[Dataset entries on figures]

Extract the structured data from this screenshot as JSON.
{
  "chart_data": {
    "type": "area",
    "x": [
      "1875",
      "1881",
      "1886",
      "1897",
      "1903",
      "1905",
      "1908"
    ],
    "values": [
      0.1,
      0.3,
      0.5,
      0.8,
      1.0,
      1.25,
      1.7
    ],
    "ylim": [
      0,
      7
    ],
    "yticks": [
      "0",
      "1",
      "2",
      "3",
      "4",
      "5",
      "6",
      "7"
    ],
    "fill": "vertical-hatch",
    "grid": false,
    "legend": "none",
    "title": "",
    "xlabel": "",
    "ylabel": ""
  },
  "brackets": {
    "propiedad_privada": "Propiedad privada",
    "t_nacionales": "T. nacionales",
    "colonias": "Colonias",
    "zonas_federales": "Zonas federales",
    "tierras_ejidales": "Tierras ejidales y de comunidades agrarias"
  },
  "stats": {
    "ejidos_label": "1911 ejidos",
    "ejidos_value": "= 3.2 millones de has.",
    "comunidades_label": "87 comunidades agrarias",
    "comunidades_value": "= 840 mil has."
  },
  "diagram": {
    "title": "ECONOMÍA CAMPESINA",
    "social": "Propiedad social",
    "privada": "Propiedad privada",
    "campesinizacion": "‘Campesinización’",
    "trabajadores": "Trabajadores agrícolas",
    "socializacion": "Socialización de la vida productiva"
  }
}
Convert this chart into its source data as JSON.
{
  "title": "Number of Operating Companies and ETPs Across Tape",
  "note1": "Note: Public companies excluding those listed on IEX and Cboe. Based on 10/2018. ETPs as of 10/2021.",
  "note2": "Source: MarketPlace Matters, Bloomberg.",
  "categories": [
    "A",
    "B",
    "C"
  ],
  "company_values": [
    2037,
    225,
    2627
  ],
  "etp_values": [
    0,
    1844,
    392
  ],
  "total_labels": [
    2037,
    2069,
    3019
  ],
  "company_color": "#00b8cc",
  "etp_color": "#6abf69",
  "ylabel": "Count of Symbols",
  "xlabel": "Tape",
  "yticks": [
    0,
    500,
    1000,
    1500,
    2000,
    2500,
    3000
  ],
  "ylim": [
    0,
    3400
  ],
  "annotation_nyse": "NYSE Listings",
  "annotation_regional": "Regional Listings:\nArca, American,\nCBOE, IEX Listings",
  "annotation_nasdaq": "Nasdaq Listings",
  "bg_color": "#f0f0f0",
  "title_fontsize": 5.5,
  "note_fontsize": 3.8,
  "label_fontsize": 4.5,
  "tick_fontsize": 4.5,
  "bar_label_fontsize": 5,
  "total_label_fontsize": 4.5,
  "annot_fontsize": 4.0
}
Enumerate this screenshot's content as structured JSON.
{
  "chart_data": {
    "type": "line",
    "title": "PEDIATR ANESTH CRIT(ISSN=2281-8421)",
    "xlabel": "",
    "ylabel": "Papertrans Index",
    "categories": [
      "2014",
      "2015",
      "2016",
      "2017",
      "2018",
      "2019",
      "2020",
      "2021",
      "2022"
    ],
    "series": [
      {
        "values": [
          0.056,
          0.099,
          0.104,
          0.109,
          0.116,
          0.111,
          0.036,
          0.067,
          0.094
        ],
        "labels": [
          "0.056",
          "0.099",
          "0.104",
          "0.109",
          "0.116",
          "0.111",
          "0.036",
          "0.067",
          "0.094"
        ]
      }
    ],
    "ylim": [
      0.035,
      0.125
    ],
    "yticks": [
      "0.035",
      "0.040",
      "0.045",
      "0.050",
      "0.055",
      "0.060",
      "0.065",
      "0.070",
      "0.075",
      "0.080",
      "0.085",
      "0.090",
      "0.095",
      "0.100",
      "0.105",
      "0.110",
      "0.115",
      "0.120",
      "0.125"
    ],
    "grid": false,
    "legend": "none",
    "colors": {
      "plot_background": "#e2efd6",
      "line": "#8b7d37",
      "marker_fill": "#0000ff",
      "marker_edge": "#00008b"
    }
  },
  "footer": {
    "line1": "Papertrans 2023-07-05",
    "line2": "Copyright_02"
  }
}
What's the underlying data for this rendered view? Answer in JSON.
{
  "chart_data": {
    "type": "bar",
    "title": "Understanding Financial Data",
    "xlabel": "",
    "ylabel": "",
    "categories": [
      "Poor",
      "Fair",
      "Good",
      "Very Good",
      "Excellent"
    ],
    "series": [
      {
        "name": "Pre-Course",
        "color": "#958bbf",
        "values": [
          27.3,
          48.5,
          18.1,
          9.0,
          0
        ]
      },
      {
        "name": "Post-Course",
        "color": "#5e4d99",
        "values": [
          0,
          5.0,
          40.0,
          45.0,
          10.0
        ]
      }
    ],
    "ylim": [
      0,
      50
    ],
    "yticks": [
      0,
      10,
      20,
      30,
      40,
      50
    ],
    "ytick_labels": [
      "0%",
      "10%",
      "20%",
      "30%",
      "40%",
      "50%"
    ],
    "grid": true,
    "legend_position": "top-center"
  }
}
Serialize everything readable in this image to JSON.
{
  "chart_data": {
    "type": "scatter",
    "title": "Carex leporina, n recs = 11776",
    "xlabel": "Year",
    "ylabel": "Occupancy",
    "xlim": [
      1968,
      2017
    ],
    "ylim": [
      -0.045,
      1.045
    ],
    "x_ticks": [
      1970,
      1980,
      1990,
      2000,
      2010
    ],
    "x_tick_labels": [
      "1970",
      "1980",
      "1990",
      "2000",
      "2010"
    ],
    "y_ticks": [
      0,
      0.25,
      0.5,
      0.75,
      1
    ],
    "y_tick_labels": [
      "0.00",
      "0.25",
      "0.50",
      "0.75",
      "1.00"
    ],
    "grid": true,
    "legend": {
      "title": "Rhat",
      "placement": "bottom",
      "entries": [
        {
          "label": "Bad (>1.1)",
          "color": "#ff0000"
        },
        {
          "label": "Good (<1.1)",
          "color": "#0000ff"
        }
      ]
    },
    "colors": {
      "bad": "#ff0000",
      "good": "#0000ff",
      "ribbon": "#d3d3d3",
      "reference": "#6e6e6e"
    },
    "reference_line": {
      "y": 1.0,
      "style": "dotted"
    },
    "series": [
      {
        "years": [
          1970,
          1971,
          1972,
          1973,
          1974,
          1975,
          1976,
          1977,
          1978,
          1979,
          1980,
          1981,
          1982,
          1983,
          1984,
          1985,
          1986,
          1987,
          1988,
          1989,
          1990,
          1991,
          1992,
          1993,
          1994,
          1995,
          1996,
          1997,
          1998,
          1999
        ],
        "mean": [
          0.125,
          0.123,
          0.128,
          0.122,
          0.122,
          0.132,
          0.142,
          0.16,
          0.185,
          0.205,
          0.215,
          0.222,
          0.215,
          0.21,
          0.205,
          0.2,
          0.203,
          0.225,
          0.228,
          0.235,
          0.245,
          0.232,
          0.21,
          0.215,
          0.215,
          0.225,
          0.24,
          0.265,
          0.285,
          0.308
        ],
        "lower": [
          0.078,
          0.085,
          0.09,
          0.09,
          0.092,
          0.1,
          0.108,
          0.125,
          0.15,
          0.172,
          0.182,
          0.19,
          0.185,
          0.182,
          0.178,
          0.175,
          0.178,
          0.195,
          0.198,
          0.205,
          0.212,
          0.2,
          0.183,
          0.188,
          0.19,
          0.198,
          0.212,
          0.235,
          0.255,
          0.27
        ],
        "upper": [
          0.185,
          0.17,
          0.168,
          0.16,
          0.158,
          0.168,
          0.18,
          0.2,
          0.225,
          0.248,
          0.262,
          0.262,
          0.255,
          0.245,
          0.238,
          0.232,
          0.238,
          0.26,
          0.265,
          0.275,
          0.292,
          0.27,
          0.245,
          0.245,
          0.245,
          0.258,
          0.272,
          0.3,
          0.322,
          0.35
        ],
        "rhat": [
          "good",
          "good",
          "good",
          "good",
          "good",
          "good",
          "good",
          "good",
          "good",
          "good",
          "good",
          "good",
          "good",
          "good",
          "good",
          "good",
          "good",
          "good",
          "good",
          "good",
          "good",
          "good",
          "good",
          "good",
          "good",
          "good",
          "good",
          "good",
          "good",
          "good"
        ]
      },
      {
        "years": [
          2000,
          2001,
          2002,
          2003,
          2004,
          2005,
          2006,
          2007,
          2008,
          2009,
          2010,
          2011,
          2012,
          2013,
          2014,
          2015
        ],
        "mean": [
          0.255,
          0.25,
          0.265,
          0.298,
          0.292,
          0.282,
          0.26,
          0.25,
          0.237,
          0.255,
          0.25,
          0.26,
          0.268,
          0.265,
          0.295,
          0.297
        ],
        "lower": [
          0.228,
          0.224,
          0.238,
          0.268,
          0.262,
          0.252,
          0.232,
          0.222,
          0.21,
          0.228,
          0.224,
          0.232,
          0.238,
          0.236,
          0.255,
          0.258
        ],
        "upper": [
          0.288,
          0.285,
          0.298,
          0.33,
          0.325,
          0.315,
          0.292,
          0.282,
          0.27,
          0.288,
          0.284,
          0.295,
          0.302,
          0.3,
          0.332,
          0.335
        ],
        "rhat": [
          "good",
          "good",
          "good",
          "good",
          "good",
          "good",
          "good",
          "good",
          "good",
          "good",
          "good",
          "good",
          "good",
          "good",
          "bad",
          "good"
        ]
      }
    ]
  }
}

OBJECTIVE: Above are records; say how many of their lines contain the word "ETPs", giving only the number.

EXERCISE SOLUTION: 2